**RECORD LIST:**
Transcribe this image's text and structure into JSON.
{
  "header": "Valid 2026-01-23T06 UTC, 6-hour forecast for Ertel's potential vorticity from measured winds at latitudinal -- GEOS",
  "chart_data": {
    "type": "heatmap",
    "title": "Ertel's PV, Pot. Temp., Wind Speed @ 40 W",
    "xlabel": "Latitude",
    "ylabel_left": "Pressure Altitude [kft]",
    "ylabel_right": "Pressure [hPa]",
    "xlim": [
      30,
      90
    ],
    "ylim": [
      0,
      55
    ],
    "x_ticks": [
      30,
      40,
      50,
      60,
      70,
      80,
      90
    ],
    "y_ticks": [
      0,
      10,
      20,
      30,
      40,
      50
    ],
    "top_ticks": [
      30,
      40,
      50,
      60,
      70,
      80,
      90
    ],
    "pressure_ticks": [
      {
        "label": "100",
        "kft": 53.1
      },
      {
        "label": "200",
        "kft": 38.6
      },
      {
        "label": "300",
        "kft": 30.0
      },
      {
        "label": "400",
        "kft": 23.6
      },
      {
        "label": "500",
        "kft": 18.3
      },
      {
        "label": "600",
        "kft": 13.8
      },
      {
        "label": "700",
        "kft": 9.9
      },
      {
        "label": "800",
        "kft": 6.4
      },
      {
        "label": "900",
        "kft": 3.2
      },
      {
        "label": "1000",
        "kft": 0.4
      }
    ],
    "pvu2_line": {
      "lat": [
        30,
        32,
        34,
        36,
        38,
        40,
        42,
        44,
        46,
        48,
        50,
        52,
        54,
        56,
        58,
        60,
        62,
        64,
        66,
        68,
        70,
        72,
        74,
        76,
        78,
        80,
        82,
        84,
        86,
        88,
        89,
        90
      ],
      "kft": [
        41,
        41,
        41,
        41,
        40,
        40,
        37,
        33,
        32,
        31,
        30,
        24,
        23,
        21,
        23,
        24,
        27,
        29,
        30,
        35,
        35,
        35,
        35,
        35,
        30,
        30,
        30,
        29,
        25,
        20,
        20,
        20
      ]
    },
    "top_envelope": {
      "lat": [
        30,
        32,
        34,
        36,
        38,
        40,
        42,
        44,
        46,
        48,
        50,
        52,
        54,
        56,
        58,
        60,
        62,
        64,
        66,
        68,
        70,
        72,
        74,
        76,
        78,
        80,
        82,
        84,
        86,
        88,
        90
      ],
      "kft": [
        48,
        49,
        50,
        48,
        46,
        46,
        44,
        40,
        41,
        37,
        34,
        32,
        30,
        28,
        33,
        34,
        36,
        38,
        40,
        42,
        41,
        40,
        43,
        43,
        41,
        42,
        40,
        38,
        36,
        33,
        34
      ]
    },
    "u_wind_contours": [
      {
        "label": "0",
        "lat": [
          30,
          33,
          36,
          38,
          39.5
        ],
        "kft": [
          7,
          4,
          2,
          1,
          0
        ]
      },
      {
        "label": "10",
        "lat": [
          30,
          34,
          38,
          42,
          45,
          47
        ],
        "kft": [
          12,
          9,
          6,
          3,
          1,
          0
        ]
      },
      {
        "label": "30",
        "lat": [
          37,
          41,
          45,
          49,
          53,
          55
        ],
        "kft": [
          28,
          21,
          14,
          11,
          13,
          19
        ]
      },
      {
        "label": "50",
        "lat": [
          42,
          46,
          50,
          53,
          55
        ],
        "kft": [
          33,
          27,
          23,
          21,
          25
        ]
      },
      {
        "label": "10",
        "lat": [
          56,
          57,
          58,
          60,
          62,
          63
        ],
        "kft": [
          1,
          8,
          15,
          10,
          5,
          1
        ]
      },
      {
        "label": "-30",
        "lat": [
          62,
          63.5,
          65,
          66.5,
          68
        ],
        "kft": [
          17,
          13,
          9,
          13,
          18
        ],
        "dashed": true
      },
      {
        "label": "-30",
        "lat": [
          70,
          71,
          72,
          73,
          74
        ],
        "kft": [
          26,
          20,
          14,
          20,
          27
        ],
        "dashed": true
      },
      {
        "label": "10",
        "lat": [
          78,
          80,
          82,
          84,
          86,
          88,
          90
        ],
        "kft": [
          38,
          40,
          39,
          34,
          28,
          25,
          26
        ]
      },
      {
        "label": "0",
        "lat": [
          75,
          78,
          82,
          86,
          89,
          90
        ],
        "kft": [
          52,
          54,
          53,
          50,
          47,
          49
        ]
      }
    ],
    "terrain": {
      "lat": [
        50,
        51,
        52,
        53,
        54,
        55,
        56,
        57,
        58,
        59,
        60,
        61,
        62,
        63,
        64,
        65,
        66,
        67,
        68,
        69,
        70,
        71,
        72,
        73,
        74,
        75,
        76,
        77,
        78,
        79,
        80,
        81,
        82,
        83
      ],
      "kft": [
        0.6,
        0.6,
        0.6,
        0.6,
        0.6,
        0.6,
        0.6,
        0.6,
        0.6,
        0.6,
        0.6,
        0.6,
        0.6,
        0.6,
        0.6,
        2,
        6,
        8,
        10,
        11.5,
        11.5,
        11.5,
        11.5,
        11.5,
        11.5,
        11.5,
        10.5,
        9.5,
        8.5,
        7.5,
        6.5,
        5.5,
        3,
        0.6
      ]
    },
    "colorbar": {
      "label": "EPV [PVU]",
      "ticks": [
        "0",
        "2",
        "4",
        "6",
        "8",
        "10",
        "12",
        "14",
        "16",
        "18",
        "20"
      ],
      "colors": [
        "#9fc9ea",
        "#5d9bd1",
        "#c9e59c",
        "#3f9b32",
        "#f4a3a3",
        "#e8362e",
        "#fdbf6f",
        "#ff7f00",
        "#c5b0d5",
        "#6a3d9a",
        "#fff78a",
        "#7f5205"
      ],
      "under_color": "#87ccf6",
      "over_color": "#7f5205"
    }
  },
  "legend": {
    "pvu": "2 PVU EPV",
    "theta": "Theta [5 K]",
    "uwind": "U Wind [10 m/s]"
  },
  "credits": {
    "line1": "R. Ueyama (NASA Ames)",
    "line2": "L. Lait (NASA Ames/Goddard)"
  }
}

**PROMPT:** Copy out each line above, character for character.

**TASK RESULT:**
Transcribe this image's text and structure into JSON.
{
  "header": "Valid 2026-01-23T06 UTC, 6-hour forecast for Ertel's potential vorticity from measured winds at latitudinal -- GEOS",
  "chart_data": {
    "type": "heatmap",
    "title": "Ertel's PV, Pot. Temp., Wind Speed @ 40 W",
    "xlabel": "Latitude",
    "ylabel_left": "Pressure Altitude [kft]",
    "ylabel_right": "Pressure [hPa]",
    "xlim": [
      30,
      90
    ],
    "ylim": [
      0,
      55
    ],
    "x_ticks": [
      30,
      40,
      50,
      60,
      70,
      80,
      90
    ],
    "y_ticks": [
      0,
      10,
      20,
      30,
      40,
      50
    ],
    "top_ticks": [
      30,
      40,
      50,
      60,
      70,
      80,
      90
    ],
    "pressure_ticks": [
      {
        "label": "100",
        "kft": 53.1
      },
      {
        "label": "200",
        "kft": 38.6
      },
      {
        "label": "300",
        "kft": 30.0
      },
      {
        "label": "400",
        "kft": 23.6
      },
      {
        "label": "500",
        "kft": 18.3
      },
      {
        "label": "600",
        "kft": 13.8
      },
      {
        "label": "700",
        "kft": 9.9
      },
      {
        "label": "800",
        "kft": 6.4
      },
      {
        "label": "900",
        "kft": 3.2
      },
      {
        "label": "1000",
        "kft": 0.4
      }
    ],
    "pvu2_line": {
      "lat": [
        30,
        32,
        34,
        36,
        38,
        40,
        42,
        44,
        46,
        48,
        50,
        52,
        54,
        56,
        58,
        60,
        62,
        64,
        66,
        68,
        70,
        72,
        74,
        76,
        78,
        80,
        82,
        84,
        86,
        88,
        89,
        90
      ],
      "kft": [
        41,
        41,
        41,
        41,
        40,
        40,
        37,
        33,
        32,
        31,
        30,
        24,
        23,
        21,
        23,
        24,
        27,
        29,
        30,
        35,
        35,
        35,
        35,
        35,
        30,
        30,
        30,
        29,
        25,
        20,
        20,
        20
      ]
    },
    "top_envelope": {
      "lat": [
        30,
        32,
        34,
        36,
        38,
        40,
        42,
        44,
        46,
        48,
        50,
        52,
        54,
        56,
        58,
        60,
        62,
        64,
        66,
        68,
        70,
        72,
        74,
        76,
        78,
        80,
        82,
        84,
        86,
        88,
        90
      ],
      "kft": [
        48,
        49,
        50,
        48,
        46,
        46,
        44,
        40,
        41,
        37,
        34,
        32,
        30,
        28,
        33,
        34,
        36,
        38,
        40,
        42,
        41,
        40,
        43,
        43,
        41,
        42,
        40,
        38,
        36,
        33,
        34
      ]
    },
    "u_wind_contours": [
      {
        "label": "0",
        "lat": [
          30,
          33,
          36,
          38,
          39.5
        ],
        "kft": [
          7,
          4,
          2,
          1,
          0
        ]
      },
      {
        "label": "10",
        "lat": [
          30,
          34,
          38,
          42,
          45,
          47
        ],
        "kft": [
          12,
          9,
          6,
          3,
          1,
          0
        ]
      },
      {
        "label": "30",
        "lat": [
          37,
          41,
          45,
          49,
          53,
          55
        ],
        "kft": [
          28,
          21,
          14,
          11,
          13,
          19
        ]
      },
      {
        "label": "50",
        "lat": [
          42,
          46,
          50,
          53,
          55
        ],
        "kft": [
          33,
          27,
          23,
          21,
          25
        ]
      },
      {
        "label": "10",
        "lat": [
          56,
          57,
          58,
          60,
          62,
          63
        ],
        "kft": [
          1,
          8,
          15,
          10,
          5,
          1
        ]
      },
      {
        "label": "-30",
        "lat": [
          62,
          63.5,
          65,
          66.5,
          68
        ],
        "kft": [
          17,
          13,
          9,
          13,
          18
        ],
        "dashed": true
      },
      {
        "label": "-30",
        "lat": [
          70,
          71,
          72,
          73,
          74
        ],
        "kft": [
          26,
          20,
          14,
          20,
          27
        ],
        "dashed": true
      },
      {
        "label": "10",
        "lat": [
          78,
          80,
          82,
          84,
          86,
          88,
          90
        ],
        "kft": [
          38,
          40,
          39,
          34,
          28,
          25,
          26
        ]
      },
      {
        "label": "0",
        "lat": [
          75,
          78,
          82,
          86,
          89,
          90
        ],
        "kft": [
          52,
          54,
          53,
          50,
          47,
          49
        ]
      }
    ],
    "terrain": {
      "lat": [
        50,
        51,
        52,
        53,
        54,
        55,
        56,
        57,
        58,
        59,
        60,
        61,
        62,
        63,
        64,
        65,
        66,
        67,
        68,
        69,
        70,
        71,
        72,
        73,
        74,
        75,
        76,
        77,
        78,
        79,
        80,
        81,
        82,
        83
      ],
      "kft": [
        0.6,
        0.6,
        0.6,
        0.6,
        0.6,
        0.6,
        0.6,
        0.6,
        0.6,
        0.6,
        0.6,
        0.6,
        0.6,
        0.6,
        0.6,
        2,
        6,
        8,
        10,
        11.5,
        11.5,
        11.5,
        11.5,
        11.5,
        11.5,
        11.5,
        10.5,
        9.5,
        8.5,
        7.5,
        6.5,
        5.5,
        3,
        0.6
      ]
    },
    "colorbar": {
      "label": "EPV [PVU]",
      "ticks": [
        "0",
        "2",
        "4",
        "6",
        "8",
        "10",
        "12",
        "14",
        "16",
        "18",
        "20"
      ],
      "colors": [
        "#9fc9ea",
        "#5d9bd1",
        "#c9e59c",
        "#3f9b32",
        "#f4a3a3",
        "#e8362e",
        "#fdbf6f",
        "#ff7f00",
        "#c5b0d5",
        "#6a3d9a",
        "#fff78a",
        "#7f5205"
      ],
      "under_color": "#87ccf6",
      "over_color": "#7f5205"
    }
  },
  "legend": {
    "pvu": "2 PVU EPV",
    "theta": "Theta [5 K]",
    "uwind": "U Wind [10 m/s]"
  },
  "credits": {
    "line1": "R. Ueyama (NASA Ames)",
    "line2": "L. Lait (NASA Ames/Goddard)"
  }
}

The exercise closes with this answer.